### The problem
The listing below should be copied in full, word for word.

[START OF Data extract]

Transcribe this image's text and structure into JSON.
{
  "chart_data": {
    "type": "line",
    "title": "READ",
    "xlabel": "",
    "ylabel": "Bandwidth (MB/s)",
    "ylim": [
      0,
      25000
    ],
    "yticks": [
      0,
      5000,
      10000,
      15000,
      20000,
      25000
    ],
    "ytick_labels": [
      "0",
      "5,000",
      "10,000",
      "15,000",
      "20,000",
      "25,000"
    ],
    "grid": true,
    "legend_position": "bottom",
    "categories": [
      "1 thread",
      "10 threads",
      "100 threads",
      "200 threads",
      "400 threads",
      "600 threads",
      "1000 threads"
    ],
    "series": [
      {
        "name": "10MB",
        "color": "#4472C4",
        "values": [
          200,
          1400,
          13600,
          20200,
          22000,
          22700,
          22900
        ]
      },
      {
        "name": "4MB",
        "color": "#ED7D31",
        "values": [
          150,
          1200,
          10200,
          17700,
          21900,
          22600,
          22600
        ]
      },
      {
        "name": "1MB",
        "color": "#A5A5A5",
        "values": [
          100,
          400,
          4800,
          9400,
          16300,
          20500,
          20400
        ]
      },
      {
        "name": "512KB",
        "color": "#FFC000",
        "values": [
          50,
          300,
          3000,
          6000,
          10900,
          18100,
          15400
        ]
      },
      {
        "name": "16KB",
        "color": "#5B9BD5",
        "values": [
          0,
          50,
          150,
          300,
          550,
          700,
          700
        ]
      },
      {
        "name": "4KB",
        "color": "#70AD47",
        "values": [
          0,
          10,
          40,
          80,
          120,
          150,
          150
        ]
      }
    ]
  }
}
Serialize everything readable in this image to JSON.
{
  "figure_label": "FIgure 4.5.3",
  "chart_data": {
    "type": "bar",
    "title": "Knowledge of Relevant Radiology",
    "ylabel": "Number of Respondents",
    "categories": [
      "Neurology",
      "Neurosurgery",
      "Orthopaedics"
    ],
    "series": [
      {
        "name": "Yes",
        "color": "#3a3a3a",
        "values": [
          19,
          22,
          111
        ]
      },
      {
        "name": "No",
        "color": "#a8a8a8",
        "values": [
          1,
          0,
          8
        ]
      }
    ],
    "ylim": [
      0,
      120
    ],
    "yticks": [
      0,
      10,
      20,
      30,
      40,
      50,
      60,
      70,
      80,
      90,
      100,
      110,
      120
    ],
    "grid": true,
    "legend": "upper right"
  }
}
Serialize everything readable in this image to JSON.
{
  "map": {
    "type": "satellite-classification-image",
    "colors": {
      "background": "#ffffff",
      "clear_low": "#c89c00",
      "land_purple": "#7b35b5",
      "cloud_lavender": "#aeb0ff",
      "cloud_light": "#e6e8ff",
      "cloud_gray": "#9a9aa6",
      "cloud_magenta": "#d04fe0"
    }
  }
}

[END OF Data extract]

### Full output
Transcribe this image's text and structure into JSON.
{
  "chart_data": {
    "type": "line",
    "title": "READ",
    "xlabel": "",
    "ylabel": "Bandwidth (MB/s)",
    "ylim": [
      0,
      25000
    ],
    "yticks": [
      0,
      5000,
      10000,
      15000,
      20000,
      25000
    ],
    "ytick_labels": [
      "0",
      "5,000",
      "10,000",
      "15,000",
      "20,000",
      "25,000"
    ],
    "grid": true,
    "legend_position": "bottom",
    "categories": [
      "1 thread",
      "10 threads",
      "100 threads",
      "200 threads",
      "400 threads",
      "600 threads",
      "1000 threads"
    ],
    "series": [
      {
        "name": "10MB",
        "color": "#4472C4",
        "values": [
          200,
          1400,
          13600,
          20200,
          22000,
          22700,
          22900
        ]
      },
      {
        "name": "4MB",
        "color": "#ED7D31",
        "values": [
          150,
          1200,
          10200,
          17700,
          21900,
          22600,
          22600
        ]
      },
      {
        "name": "1MB",
        "color": "#A5A5A5",
        "values": [
          100,
          400,
          4800,
          9400,
          16300,
          20500,
          20400
        ]
      },
      {
        "name": "512KB",
        "color": "#FFC000",
        "values": [
          50,
          300,
          3000,
          6000,
          10900,
          18100,
          15400
        ]
      },
      {
        "name": "16KB",
        "color": "#5B9BD5",
        "values": [
          0,
          50,
          150,
          300,
          550,
          700,
          700
        ]
      },
      {
        "name": "4KB",
        "color": "#70AD47",
        "values": [
          0,
          10,
          40,
          80,
          120,
          150,
          150
        ]
      }
    ]
  }
}
Serialize everything readable in this image to JSON.
{
  "figure_label": "FIgure 4.5.3",
  "chart_data": {
    "type": "bar",
    "title": "Knowledge of Relevant Radiology",
    "ylabel": "Number of Respondents",
    "categories": [
      "Neurology",
      "Neurosurgery",
      "Orthopaedics"
    ],
    "series": [
      {
        "name": "Yes",
        "color": "#3a3a3a",
        "values": [
          19,
          22,
          111
        ]
      },
      {
        "name": "No",
        "color": "#a8a8a8",
        "values": [
          1,
          0,
          8
        ]
      }
    ],
    "ylim": [
      0,
      120
    ],
    "yticks": [
      0,
      10,
      20,
      30,
      40,
      50,
      60,
      70,
      80,
      90,
      100,
      110,
      120
    ],
    "grid": true,
    "legend": "upper right"
  }
}
Serialize everything readable in this image to JSON.
{
  "map": {
    "type": "satellite-classification-image",
    "colors": {
      "background": "#ffffff",
      "clear_low": "#c89c00",
      "land_purple": "#7b35b5",
      "cloud_lavender": "#aeb0ff",
      "cloud_light": "#e6e8ff",
      "cloud_gray": "#9a9aa6",
      "cloud_magenta": "#d04fe0"
    }
  }
}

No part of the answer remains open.